■ **Provided data**
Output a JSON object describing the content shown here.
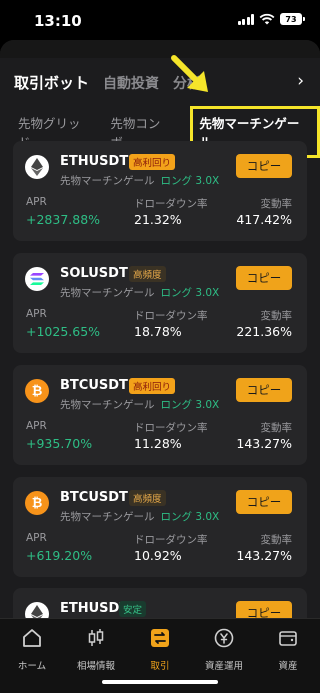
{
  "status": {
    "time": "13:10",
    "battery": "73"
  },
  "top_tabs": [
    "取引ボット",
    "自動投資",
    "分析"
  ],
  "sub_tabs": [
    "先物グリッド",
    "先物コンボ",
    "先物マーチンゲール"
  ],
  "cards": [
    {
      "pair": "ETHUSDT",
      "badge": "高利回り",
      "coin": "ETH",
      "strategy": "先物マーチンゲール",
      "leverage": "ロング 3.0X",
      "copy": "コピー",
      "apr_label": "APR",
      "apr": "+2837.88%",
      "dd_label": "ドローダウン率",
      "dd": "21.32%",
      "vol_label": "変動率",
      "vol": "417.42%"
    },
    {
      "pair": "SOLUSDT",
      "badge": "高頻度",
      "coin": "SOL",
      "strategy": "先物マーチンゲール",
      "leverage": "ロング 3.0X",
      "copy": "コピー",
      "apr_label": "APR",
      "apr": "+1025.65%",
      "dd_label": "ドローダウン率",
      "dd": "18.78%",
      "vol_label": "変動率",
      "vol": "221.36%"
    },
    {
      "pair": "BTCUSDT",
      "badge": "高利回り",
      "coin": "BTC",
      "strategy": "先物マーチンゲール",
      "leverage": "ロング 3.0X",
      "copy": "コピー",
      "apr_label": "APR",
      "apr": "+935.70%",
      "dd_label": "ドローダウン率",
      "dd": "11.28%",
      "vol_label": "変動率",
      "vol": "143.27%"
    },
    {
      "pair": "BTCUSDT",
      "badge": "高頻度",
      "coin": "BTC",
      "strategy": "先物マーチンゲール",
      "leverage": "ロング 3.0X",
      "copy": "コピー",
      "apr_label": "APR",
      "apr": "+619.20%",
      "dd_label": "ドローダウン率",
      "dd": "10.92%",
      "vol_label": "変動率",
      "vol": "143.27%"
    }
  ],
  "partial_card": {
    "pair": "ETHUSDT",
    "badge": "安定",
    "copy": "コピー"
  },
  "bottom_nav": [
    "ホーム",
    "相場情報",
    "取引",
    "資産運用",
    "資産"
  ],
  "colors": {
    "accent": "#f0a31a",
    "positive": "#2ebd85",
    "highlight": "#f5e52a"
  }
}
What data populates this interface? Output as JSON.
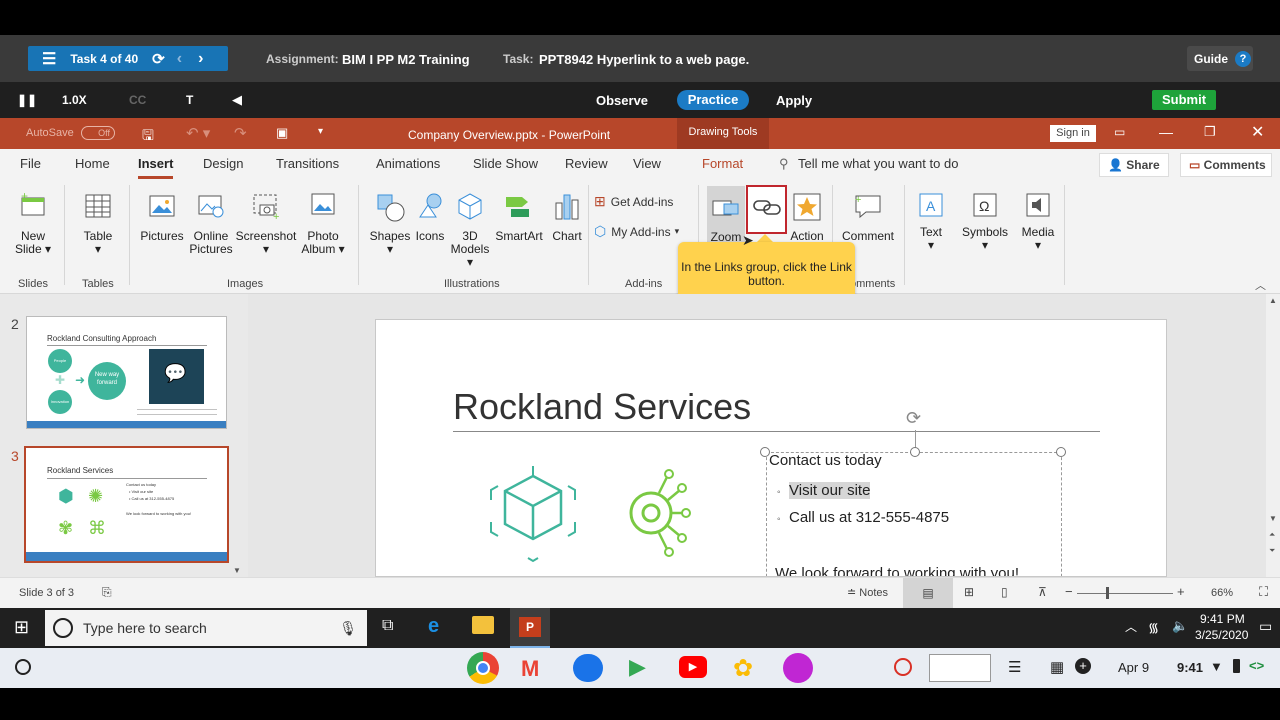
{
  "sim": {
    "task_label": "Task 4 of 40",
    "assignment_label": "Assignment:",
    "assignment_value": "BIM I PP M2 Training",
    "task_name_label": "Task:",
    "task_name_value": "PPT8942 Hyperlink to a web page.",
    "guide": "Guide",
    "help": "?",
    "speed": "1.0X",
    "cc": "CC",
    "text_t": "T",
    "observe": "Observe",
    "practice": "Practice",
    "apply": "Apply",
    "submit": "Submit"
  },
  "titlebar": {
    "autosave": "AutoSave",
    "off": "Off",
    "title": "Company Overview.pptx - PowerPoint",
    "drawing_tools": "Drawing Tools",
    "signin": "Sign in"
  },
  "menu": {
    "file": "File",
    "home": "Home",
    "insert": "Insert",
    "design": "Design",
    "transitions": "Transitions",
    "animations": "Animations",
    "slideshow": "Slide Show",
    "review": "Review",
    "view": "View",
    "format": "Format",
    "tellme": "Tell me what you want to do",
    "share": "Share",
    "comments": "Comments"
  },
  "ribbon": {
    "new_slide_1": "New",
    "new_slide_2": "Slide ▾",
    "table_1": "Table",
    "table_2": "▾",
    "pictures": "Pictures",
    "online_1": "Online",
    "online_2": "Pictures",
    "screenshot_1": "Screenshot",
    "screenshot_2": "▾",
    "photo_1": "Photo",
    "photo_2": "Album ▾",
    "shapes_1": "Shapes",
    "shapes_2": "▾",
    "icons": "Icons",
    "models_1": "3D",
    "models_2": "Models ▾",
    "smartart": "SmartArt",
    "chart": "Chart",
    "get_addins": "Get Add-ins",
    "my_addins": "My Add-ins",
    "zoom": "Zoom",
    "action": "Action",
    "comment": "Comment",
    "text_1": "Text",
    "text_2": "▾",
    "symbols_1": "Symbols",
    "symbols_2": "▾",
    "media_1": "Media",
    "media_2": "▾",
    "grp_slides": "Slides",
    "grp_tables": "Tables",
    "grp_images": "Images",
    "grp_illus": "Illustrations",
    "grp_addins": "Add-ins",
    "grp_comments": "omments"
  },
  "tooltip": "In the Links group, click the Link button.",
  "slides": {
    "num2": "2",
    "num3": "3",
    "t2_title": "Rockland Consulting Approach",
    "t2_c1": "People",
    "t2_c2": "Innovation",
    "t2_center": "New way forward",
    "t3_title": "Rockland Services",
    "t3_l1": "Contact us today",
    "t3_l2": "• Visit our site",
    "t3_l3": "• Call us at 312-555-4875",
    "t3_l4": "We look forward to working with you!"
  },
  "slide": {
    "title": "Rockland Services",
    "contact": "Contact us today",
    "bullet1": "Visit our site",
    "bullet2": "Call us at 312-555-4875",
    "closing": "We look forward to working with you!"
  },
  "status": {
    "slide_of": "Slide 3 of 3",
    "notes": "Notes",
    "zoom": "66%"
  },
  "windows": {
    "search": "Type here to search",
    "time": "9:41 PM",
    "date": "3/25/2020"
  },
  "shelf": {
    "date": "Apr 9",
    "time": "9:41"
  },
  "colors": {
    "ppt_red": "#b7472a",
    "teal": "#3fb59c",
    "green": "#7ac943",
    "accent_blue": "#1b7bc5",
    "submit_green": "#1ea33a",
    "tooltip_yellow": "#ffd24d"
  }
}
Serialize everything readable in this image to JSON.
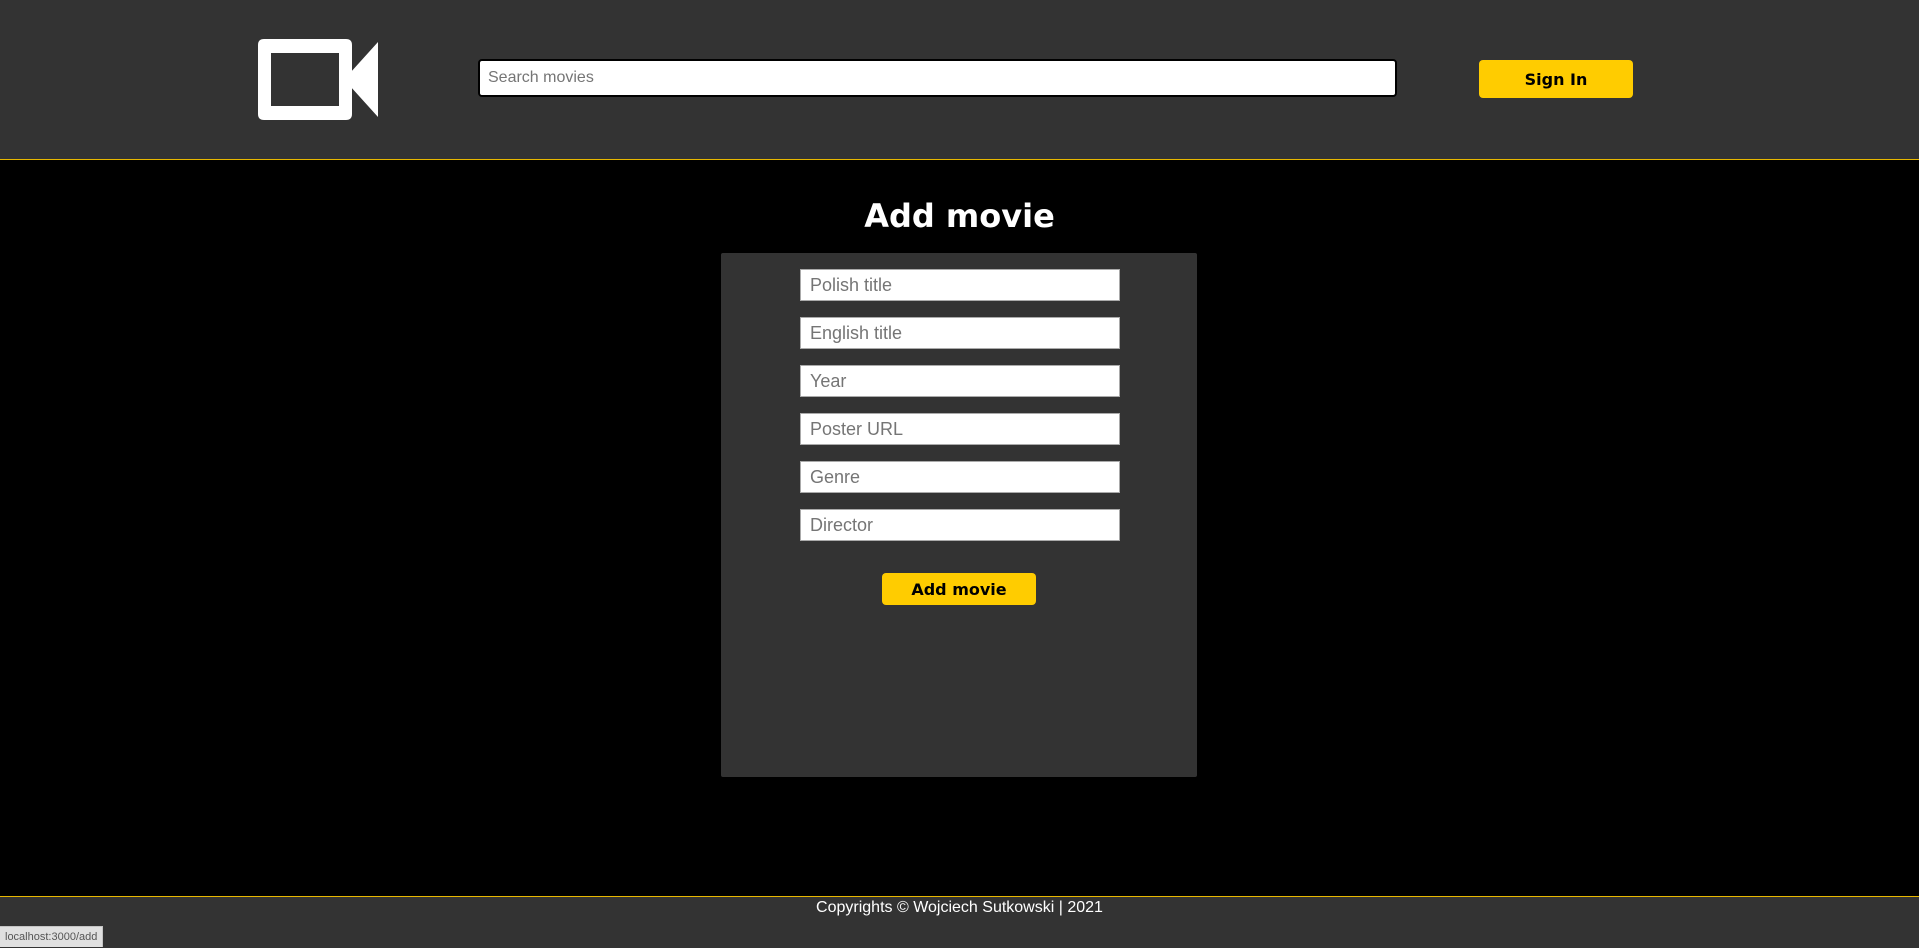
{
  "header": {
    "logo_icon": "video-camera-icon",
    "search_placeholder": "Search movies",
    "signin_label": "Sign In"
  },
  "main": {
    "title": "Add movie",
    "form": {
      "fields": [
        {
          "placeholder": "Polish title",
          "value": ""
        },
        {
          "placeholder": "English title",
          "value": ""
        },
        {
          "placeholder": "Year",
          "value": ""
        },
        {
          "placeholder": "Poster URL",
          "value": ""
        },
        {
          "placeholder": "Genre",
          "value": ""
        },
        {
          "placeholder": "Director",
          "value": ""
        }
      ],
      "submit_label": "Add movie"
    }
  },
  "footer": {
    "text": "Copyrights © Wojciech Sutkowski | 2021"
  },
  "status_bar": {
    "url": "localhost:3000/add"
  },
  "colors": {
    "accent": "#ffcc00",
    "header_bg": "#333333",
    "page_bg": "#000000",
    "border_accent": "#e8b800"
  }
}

■ **Your goal**
Read the entries above, then pull out the lines that include "Output".

■ **Solution for this exercise**
Output a JSON object describing the content shown here.
What data populates this interface? Output as JSON.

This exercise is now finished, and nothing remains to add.